Reproduce the listing word for word. Skip any image.

[Start DATASET ROWS]

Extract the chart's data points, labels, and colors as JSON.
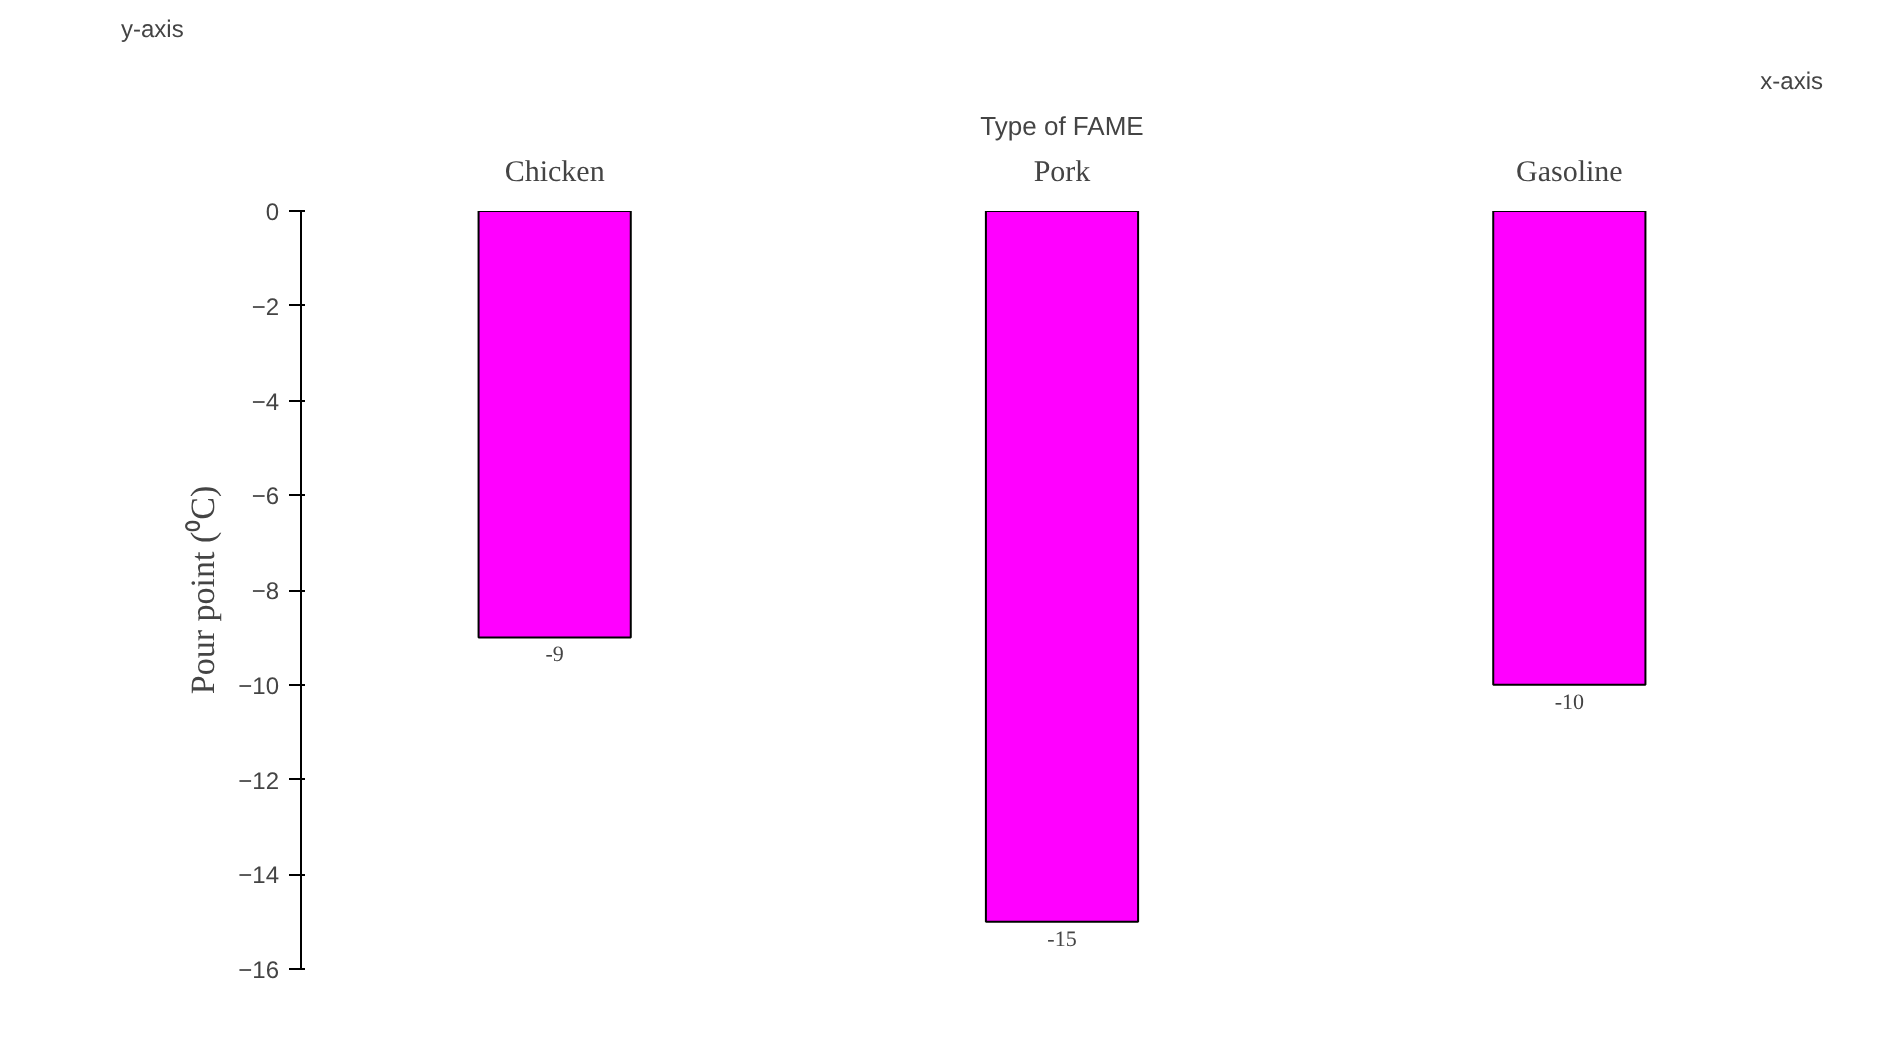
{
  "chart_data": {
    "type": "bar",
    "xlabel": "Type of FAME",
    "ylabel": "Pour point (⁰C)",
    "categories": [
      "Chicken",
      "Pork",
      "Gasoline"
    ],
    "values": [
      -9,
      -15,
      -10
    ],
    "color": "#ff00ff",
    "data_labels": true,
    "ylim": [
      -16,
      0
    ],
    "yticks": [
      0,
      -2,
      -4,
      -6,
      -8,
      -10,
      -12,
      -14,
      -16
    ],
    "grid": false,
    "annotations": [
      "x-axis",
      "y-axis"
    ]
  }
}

[End DATASET ROWS]

### THE SOLUTION
Extract the chart's data points, labels, and colors as JSON.
{
  "chart_data": {
    "type": "bar",
    "xlabel": "Type of FAME",
    "ylabel": "Pour point (⁰C)",
    "categories": [
      "Chicken",
      "Pork",
      "Gasoline"
    ],
    "values": [
      -9,
      -15,
      -10
    ],
    "color": "#ff00ff",
    "data_labels": true,
    "ylim": [
      -16,
      0
    ],
    "yticks": [
      0,
      -2,
      -4,
      -6,
      -8,
      -10,
      -12,
      -14,
      -16
    ],
    "grid": false,
    "annotations": [
      "x-axis",
      "y-axis"
    ]
  }
}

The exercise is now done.